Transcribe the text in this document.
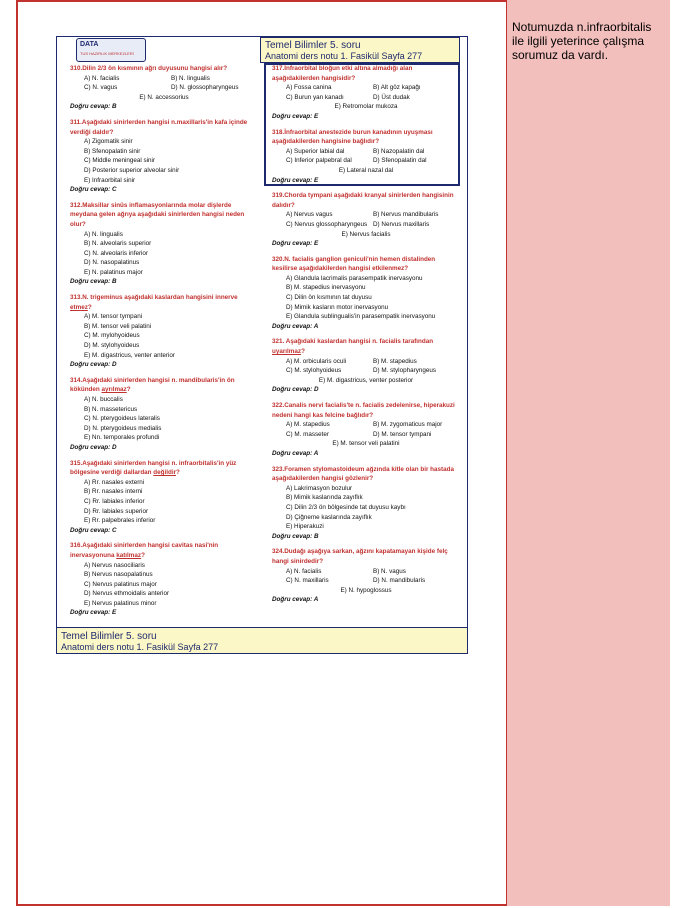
Notumuzda n.infraorbitalis ile ilgili yeterince çalışma sorumuz da vardı.
DATA
TUS HAZIRLIK MERKEZLERİ
Temel Bilimler 5. soru
Anatomi ders notu 1. Fasikül Sayfa 277
310.Dilin 2/3 ön kısmının ağrı duyusunu hangisi alır?
A) N. facialis	B) N. lingualis
C) N. vagus	D) N. glossopharyngeus
E) N. accessorius
Doğru cevap: B
311.Aşağıdaki sinirlerden hangisi n.maxillaris'in kafa içinde verdiği daldır?
A) Zigomatik sinir
B) Sfenopalatin sinir
C) Middle meningeal sinir
D) Posterior superior alveolar sinir
E) Infraorbital sinir
Doğru cevap: C
312.Maksillar sinüs inflamasyonlarında molar dişlerde meydana gelen ağrıya aşağıdaki sinirlerden hangisi neden olur?
A) N. lingualis
B) N. alveolaris superior
C) N. alveolaris inferior
D) N. nasopalatinus
E) N. palatinus major
Doğru cevap: B
313.N. trigeminus aşağıdaki kaslardan hangisini innerve etmez?
A) M. tensor tympani
B) M. tensor veli palatini
C) M. mylohyoideus
D) M. stylohyoideus
E) M. digastricus, venter anterior
Doğru cevap: D
314.Aşağıdaki sinirlerden hangisi n. mandibularis'in ön kökünden ayrılmaz?
A) N. buccalis
B) N. massetericus
C) N. pterygoideus lateralis
D) N. pterygoideus medialis
E) Nn. temporales profundi
Doğru cevap: D
315.Aşağıdaki sinirlerden hangisi n. infraorbitalis'in yüz bölgesine verdiği dallardan değildir?
A) Rr. nasales externi
B) Rr. nasales interni
C) Rr. labiales inferior
D) Rr. labiales superior
E) Rr. palpebrales inferior
Doğru cevap: C
316.Aşağıdaki sinirlerden hangisi cavitas nasi'nin inervasyonuna katılmaz?
A) Nervus nasociliaris
B) Nervus nasopalatinus
C) Nervus palatinus major
D) Nervus ethmoidalis anterior
E) Nervus palatinus minor
Doğru cevap: E
317.İnfraorbital bloğun etki altına almadığı alan aşağıdakilerden hangisidir?
A) Fossa canina	B) Alt göz kapağı
C) Burun yan kanadı	D) Üst dudak
E) Retromolar mukoza
Doğru cevap: E
318.İnfraorbital anestezide burun kanadının uyuşması aşağıdakilerden hangisine bağlıdır?
A) Superior labial dal	B) Nazopalatin dal
C) Inferior palpebral dal	D) Sfenopalatin dal
E) Lateral nazal dal
Doğru cevap: E
319.Chorda tympani aşağıdaki kranyal sinirlerden hangisinin dalıdır?
A) Nervus vagus	B) Nervus mandibularis
C) Nervus glossopharyngeus D) Nervus maxillaris
E) Nervus facialis
Doğru cevap: E
320.N. facialis ganglion geniculi'nin hemen distalinden kesilirse aşağıdakilerden hangisi etkilenmez?
A) Glandula lacrimalis parasempatik inervasyonu
B) M. stapedius inervasyonu
C) Dilin ön kısmının tat duyusu
D) Mimik kasların motor inervasyonu
E) Glandula sublingualis'in parasempatik inervasyonu
Doğru cevap: A
321. Aşağıdaki kaslardan hangisi n. facialis tarafından uyarılmaz?
A) M. orbicularis oculi	B) M. stapedius
C) M. stylohyoideus	D) M. stylopharyngeus
E) M. digastricus, venter posterior
Doğru cevap: D
322.Canalis nervi facialis'te n. facialis zedelenirse, hiperakuzi nedeni hangi kas felcine bağlıdır?
A) M. stapedius	B) M. zygomaticus major
C) M. masseter	D) M. tensor tympani
E) M. tensor veli palatini
Doğru cevap: A
323.Foramen stylomastoideum ağzında kitle olan bir hastada aşağıdakilerden hangisi gözlenir?
A) Lakrimasyon bozulur
B) Mimik kaslarında zayıflık
C) Dilin 2/3 ön bölgesinde tat duyusu kaybı
D) Çiğneme kaslarında zayıflık
E) Hiperakuzi
Doğru cevap: B
324.Dudağı aşağıya sarkan, ağzını kapatamayan kişide felç hangi sinirdedir?
A) N. facialis	B) N. vagus
C) N. maxillaris	D) N. mandibularis
E) N. hypoglossus
Doğru cevap: A
Temel Bilimler 5. soru
Anatomi ders notu 1. Fasikül Sayfa 277
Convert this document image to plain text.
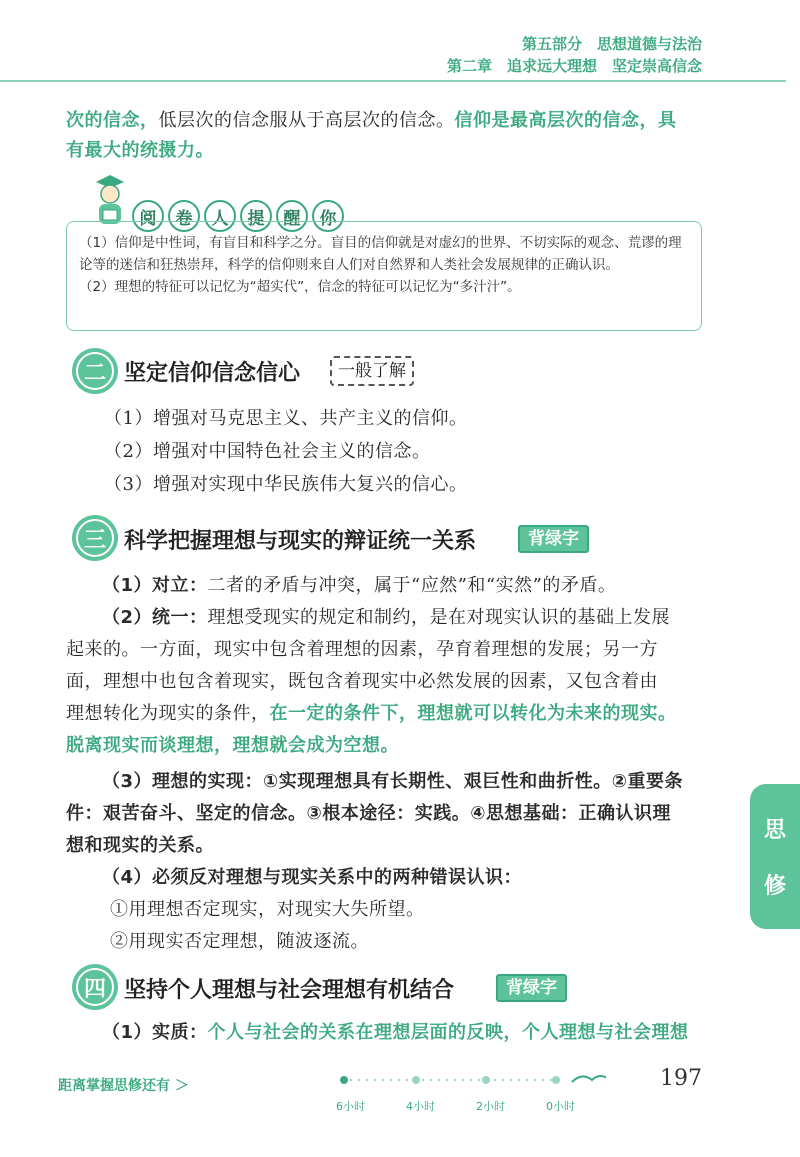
第五部分　思想道德与法治
第二章　追求远大理想　坚定崇高信念
次的信念，低层次的信念服从于高层次的信念。信仰是最高层次的信念，具
有最大的统摄力。
阅	卷	人	提	醒	你
（1）信仰是中性词，有盲目和科学之分。盲目的信仰就是对虚幻的世界、不切实际的观念、荒谬的理论等的迷信和狂热崇拜，科学的信仰则来自人们对自然界和人类社会发展规律的正确认识。
（2）理想的特征可以记忆为“超实代”，信念的特征可以记忆为“多汁汁”。
二 坚定信仰信念信心	一般了解
（1）增强对马克思主义、共产主义的信仰。
（2）增强对中国特色社会主义的信念。
（3）增强对实现中华民族伟大复兴的信心。
三 科学把握理想与现实的辩证统一关系	背绿字
（1）对立：二者的矛盾与冲突，属于“应然”和“实然”的矛盾。
（2）统一：理想受现实的规定和制约，是在对现实认识的基础上发展
起来的。一方面，现实中包含着理想的因素，孕育着理想的发展；另一方
面，理想中也包含着现实，既包含着现实中必然发展的因素，又包含着由
理想转化为现实的条件，在一定的条件下，理想就可以转化为未来的现实。
脱离现实而谈理想，理想就会成为空想。
（3）理想的实现：①实现理想具有长期性、艰巨性和曲折性。②重要条
件：艰苦奋斗、坚定的信念。③根本途径：实践。④思想基础：正确认识理
想和现实的关系。
（4）必须反对理想与现实关系中的两种错误认识：
①用理想否定现实，对现实大失所望。
②用现实否定理想，随波逐流。
四 坚持个人理想与社会理想有机结合	背绿字
（1）实质：个人与社会的关系在理想层面的反映，个人理想与社会理想
思
修
距离掌握思修还有 ＞
6小时	4小时	2小时	0小时
197
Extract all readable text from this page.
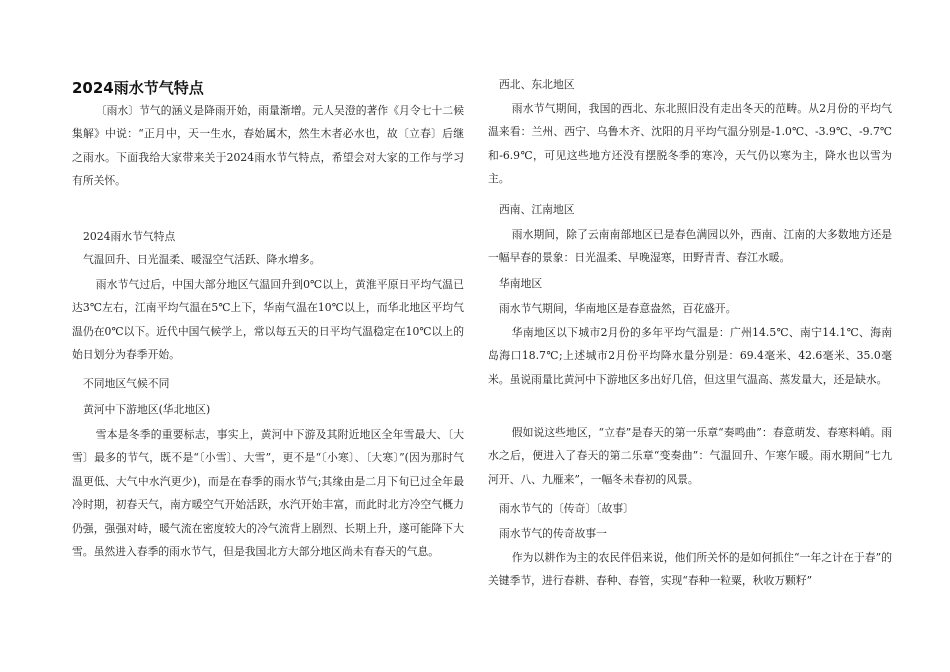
2024雨水节气特点

〔雨水〕节气的涵义是降雨开始，雨量渐增。元人吴澄的著作《月令七十二候集解》中说：“正月中，天一生水，春始属木，然生木者必水也，故〔立春〕后继之雨水。下面我给大家带来关于2024雨水节气特点，希望会对大家的工作与学习有所关怀。

2024雨水节气特点
气温回升、日光温柔、暖湿空气活跃、降水增多。

雨水节气过后，中国大部分地区气温回升到0℃以上，黄淮平原日平均气温已达3℃左右，江南平均气温在5℃上下，华南气温在10℃以上，而华北地区平均气温仍在0℃以下。近代中国气候学上，常以每五天的日平均气温稳定在10℃以上的始日划分为春季开始。

不同地区气候不同
黄河中下游地区(华北地区)

雪本是冬季的重要标志，事实上，黄河中下游及其附近地区全年雪最大、〔大雪〕最多的节气，既不是“〔小雪〕、大雪”，更不是“〔小寒〕、〔大寒〕”(因为那时气温更低、大气中水汽更少)，而是在春季的雨水节气;其缘由是二月下旬已过全年最冷时期，初春天气，南方暖空气开始活跃，水汽开始丰富，而此时北方冷空气概力仍强，强强对峙，暖气流在密度较大的冷气流背上剧烈、长期上升，遂可能降下大雪。虽然进入春季的雨水节气，但是我国北方大部分地区尚未有春天的气息。

西北、东北地区

雨水节气期间，我国的西北、东北照旧没有走出冬天的范畴。从2月份的平均气温来看：兰州、西宁、乌鲁木齐、沈阳的月平均气温分别是-1.0℃、-3.9℃、-9.7℃和-6.9℃，可见这些地方还没有摆脱冬季的寒冷，天气仍以寒为主，降水也以雪为主。

西南、江南地区

雨水期间，除了云南南部地区已是春色满园以外，西南、江南的大多数地方还是一幅早春的景象：日光温柔、早晚湿寒，田野青青、春江水暖。

华南地区
雨水节气期间，华南地区是春意盎然，百花盛开。

华南地区以下城市2月份的多年平均气温是：广州14.5℃、南宁14.1℃、海南岛海口18.7℃;上述城市2月份平均降水量分别是：69.4毫米、42.6毫米、35.0毫米。虽说雨量比黄河中下游地区多出好几倍，但这里气温高、蒸发量大，还是缺水。

假如说这些地区，“立春”是春天的第一乐章“奏鸣曲”：春意萌发、春寒料峭。雨水之后，便进入了春天的第二乐章“变奏曲”：气温回升、乍寒乍暖。雨水期间“七九河开、八、九雁来”，一幅冬未春初的风景。

雨水节气的〔传奇〕〔故事〕
雨水节气的传奇故事一

作为以耕作为主的农民伴侣来说，他们所关怀的是如何抓住“一年之计在于春”的关键季节，进行春耕、春种、春管，实现“春种一粒粟，秋收万颗籽”
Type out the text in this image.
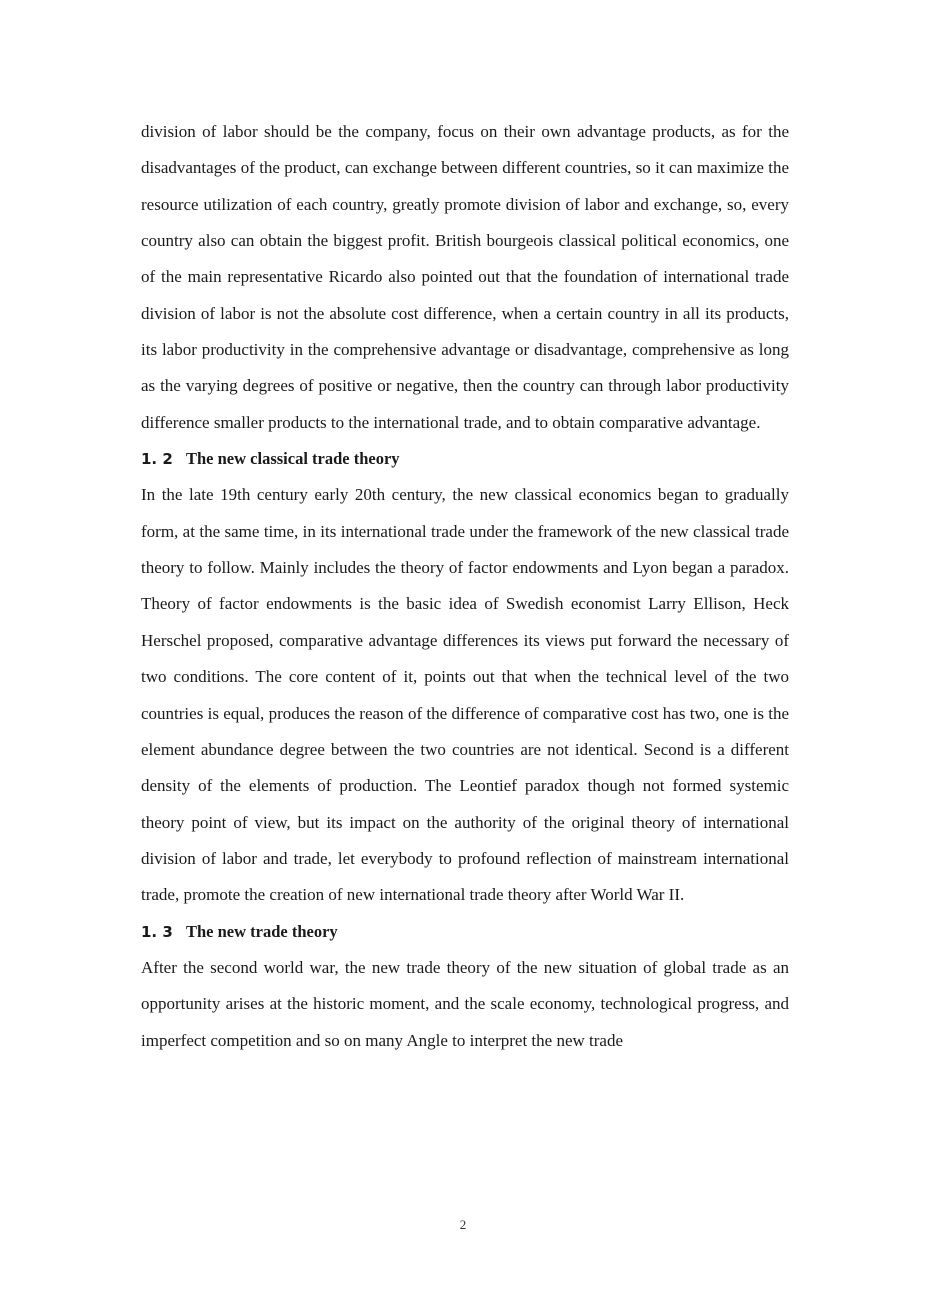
division of labor should be the company, focus on their own advantage products, as for the disadvantages of the product, can exchange between different countries, so it can maximize the resource utilization of each country, greatly promote division of labor and exchange, so, every country also can obtain the biggest profit. British bourgeois classical political economics, one of the main representative Ricardo also pointed out that the foundation of international trade division of labor is not the absolute cost difference, when a certain country in all its products, its labor productivity in the comprehensive advantage or disadvantage, comprehensive as long as the varying degrees of positive or negative, then the country can through labor productivity difference smaller products to the international trade, and to obtain comparative advantage.

1. 2 The new classical trade theory

In the late 19th century early 20th century, the new classical economics began to gradually form, at the same time, in its international trade under the framework of the new classical trade theory to follow. Mainly includes the theory of factor endowments and Lyon began a paradox. Theory of factor endowments is the basic idea of Swedish economist Larry Ellison, Heck Herschel proposed, comparative advantage differences its views put forward the necessary of two conditions. The core content of it, points out that when the technical level of the two countries is equal, produces the reason of the difference of comparative cost has two, one is the element abundance degree between the two countries are not identical. Second is a different density of the elements of production. The Leontief paradox though not formed systemic theory point of view, but its impact on the authority of the original theory of international division of labor and trade, let everybody to profound reflection of mainstream international trade, promote the creation of new international trade theory after World War II.

1. 3 The new trade theory

After the second world war, the new trade theory of the new situation of global trade as an opportunity arises at the historic moment, and the scale economy, technological progress, and imperfect competition and so on many Angle to interpret the new trade

2
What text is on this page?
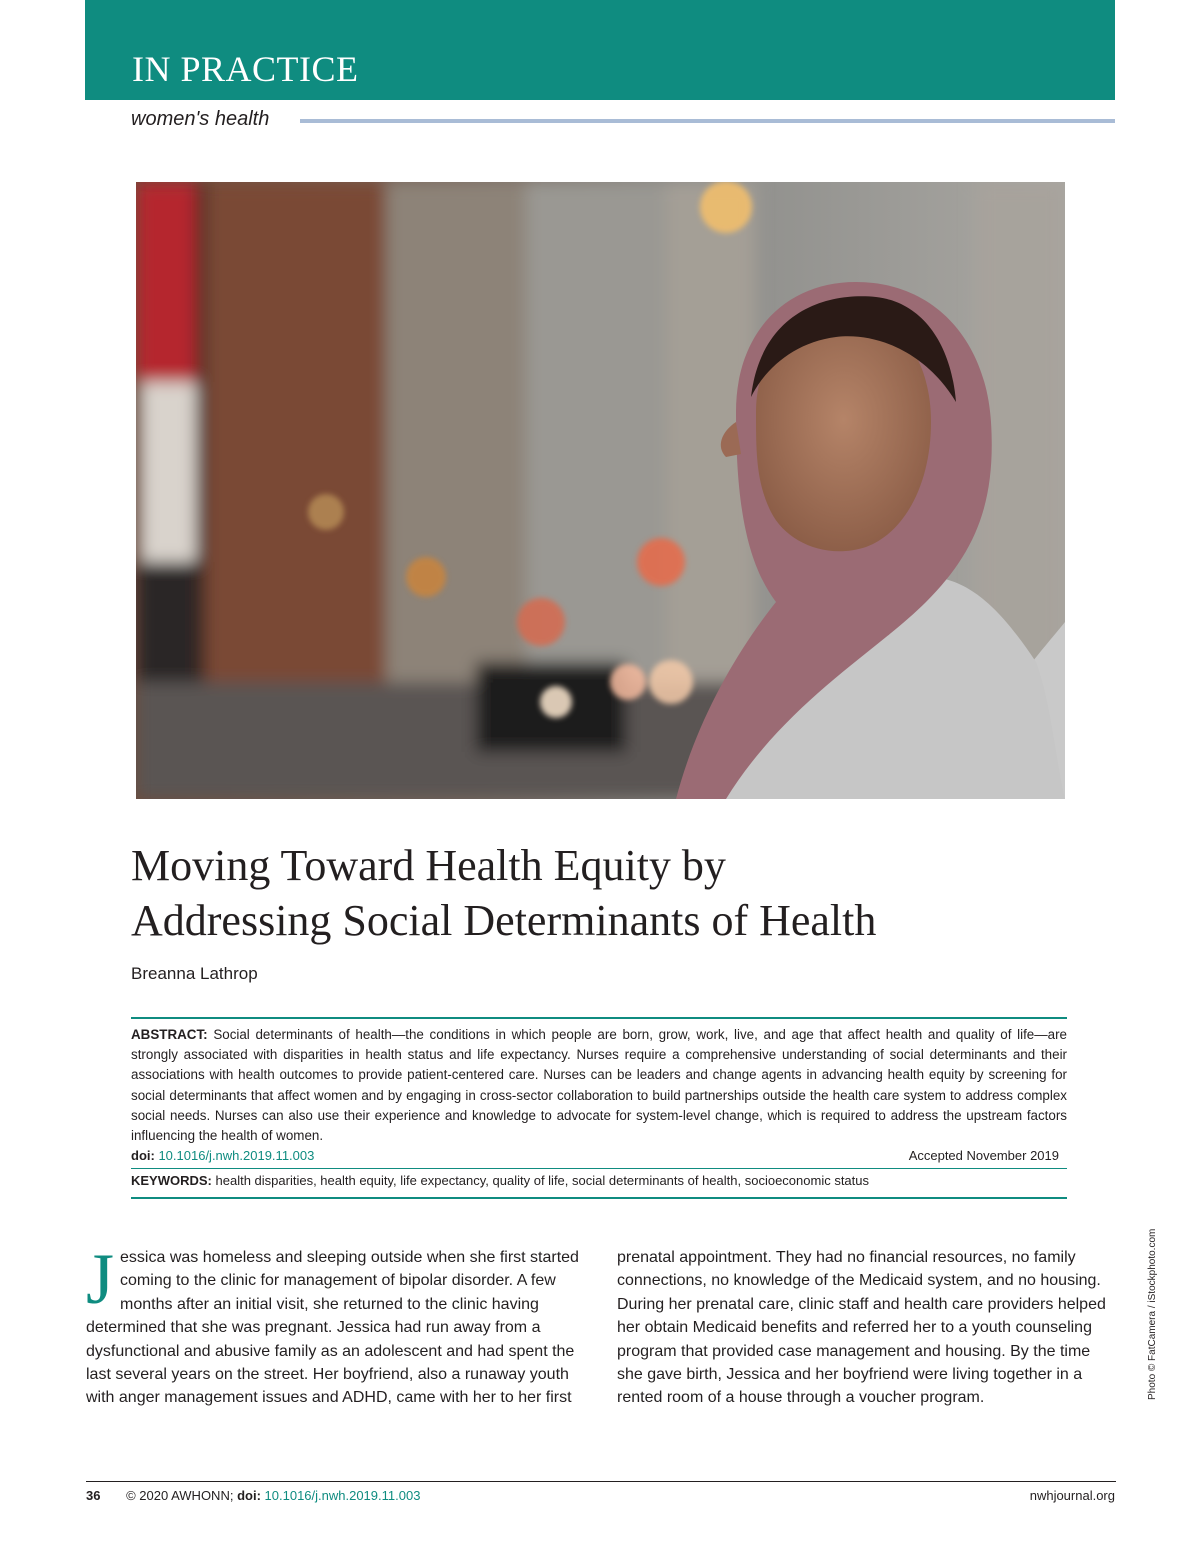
IN PRACTICE
women's health
Moving Toward Health Equity by
Addressing Social Determinants of Health
Breanna Lathrop

ABSTRACT: Social determinants of health—the conditions in which people are born, grow, work, live, and age that affect health and quality of life—are strongly associated with disparities in health status and life expectancy. Nurses require a comprehensive understanding of social determinants and their associations with health outcomes to provide patient-centered care. Nurses can be leaders and change agents in advancing health equity by screening for social determinants that affect women and by engaging in cross-sector collaboration to build partnerships outside the health care system to address complex social needs. Nurses can also use their experience and knowledge to advocate for system-level change, which is required to address the upstream factors influencing the health of women.

doi: 10.1016/j.nwh.2019.11.003	Accepted November 2019
KEYWORDS: health disparities, health equity, life expectancy, quality of life, social determinants of health, socioeconomic status

Jessica was homeless and sleeping outside when she first started coming to the clinic for management of bipolar disorder. A few months after an initial visit, she returned to the clinic having determined that she was pregnant. Jessica had run away from a dysfunctional and abusive family as an adolescent and had spent the last several years on the street. Her boyfriend, also a runaway youth with anger management issues and ADHD, came with her to her first

prenatal appointment. They had no financial resources, no family connections, no knowledge of the Medicaid system, and no housing. During her prenatal care, clinic staff and health care providers helped her obtain Medicaid benefits and referred her to a youth counseling program that provided case management and housing. By the time she gave birth, Jessica and her boyfriend were living together in a rented room of a house through a voucher program.	Photo © FatCamera / iStockphoto.com
36 © 2020 AWHONN; doi: 10.1016/j.nwh.2019.11.003	nwhjournal.org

• _What the exercise asks_:
Note every line above where the string "care" shows up, and copy those lines.

• _Solution below_:
ABSTRACT: Social determinants of health—the conditions in which people are born, grow, work, live, and age that affect health and quality of life—are strongly associated with disparities in health status and life expectancy. Nurses require a comprehensive understanding of social determinants and their associations with health outcomes to provide patient-centered care. Nurses can be leaders and change agents in advancing health equity by screening for social determinants that affect women and by engaging in cross-sector collaboration to build partnerships outside the health care system to address complex social needs. Nurses can also use their experience and knowledge to advocate for system-level change, which is required to address the upstream factors influencing the health of women.
prenatal appointment. They had no financial resources, no family connections, no knowledge of the Medicaid system, and no housing. During her prenatal care, clinic staff and health care providers helped her obtain Medicaid benefits and referred her to a youth counseling program that provided case management and housing. By the time she gave birth, Jessica and her boyfriend were living together in a rented room of a house through a voucher program.	Photo © FatCamera / iStockphoto.com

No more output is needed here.